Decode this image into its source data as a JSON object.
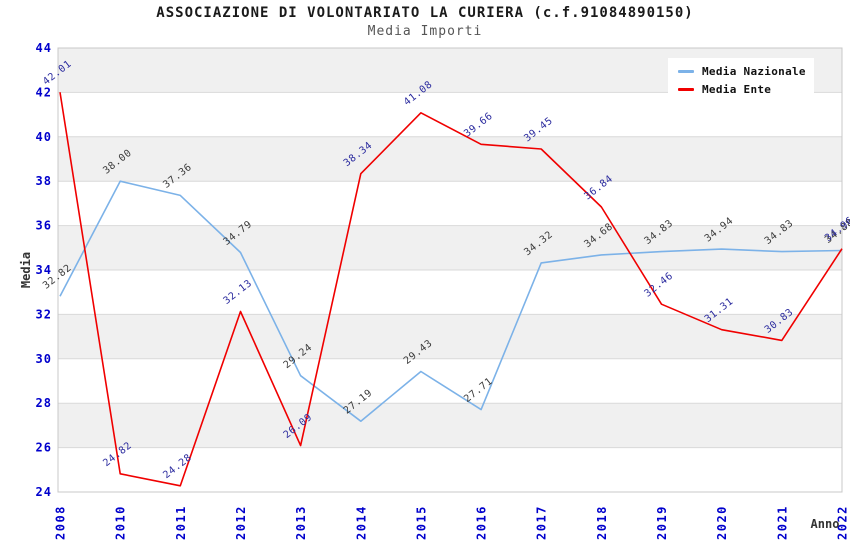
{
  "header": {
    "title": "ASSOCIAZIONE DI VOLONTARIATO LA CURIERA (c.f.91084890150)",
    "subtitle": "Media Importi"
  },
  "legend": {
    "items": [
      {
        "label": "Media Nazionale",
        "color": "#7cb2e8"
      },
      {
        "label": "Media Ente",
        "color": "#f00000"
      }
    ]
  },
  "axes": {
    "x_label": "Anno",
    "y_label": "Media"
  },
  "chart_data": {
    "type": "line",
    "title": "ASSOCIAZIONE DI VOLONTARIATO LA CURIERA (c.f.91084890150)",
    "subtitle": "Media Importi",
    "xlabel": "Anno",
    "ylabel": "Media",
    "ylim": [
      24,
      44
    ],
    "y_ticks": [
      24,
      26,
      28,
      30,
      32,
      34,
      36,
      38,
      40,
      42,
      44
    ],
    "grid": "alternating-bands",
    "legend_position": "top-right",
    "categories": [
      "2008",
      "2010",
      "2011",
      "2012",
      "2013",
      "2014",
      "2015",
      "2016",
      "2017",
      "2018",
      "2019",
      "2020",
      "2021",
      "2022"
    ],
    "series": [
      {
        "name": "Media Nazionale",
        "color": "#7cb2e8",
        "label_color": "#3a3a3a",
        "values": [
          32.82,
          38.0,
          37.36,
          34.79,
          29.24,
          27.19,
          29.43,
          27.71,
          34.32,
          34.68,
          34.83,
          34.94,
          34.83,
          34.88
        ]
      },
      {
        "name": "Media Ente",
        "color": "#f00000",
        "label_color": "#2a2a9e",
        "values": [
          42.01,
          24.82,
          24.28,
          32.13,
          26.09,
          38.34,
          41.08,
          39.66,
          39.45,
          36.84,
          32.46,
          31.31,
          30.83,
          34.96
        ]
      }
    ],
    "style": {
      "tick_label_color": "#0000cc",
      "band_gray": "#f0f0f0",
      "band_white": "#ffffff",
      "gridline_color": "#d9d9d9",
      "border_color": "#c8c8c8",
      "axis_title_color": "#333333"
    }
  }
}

- _What you will do_: Copy the lines from the entries above in which the word "Importi" appears.

- _Task result_:
    "subtitle": "Media Importi"
    "subtitle": "Media Importi",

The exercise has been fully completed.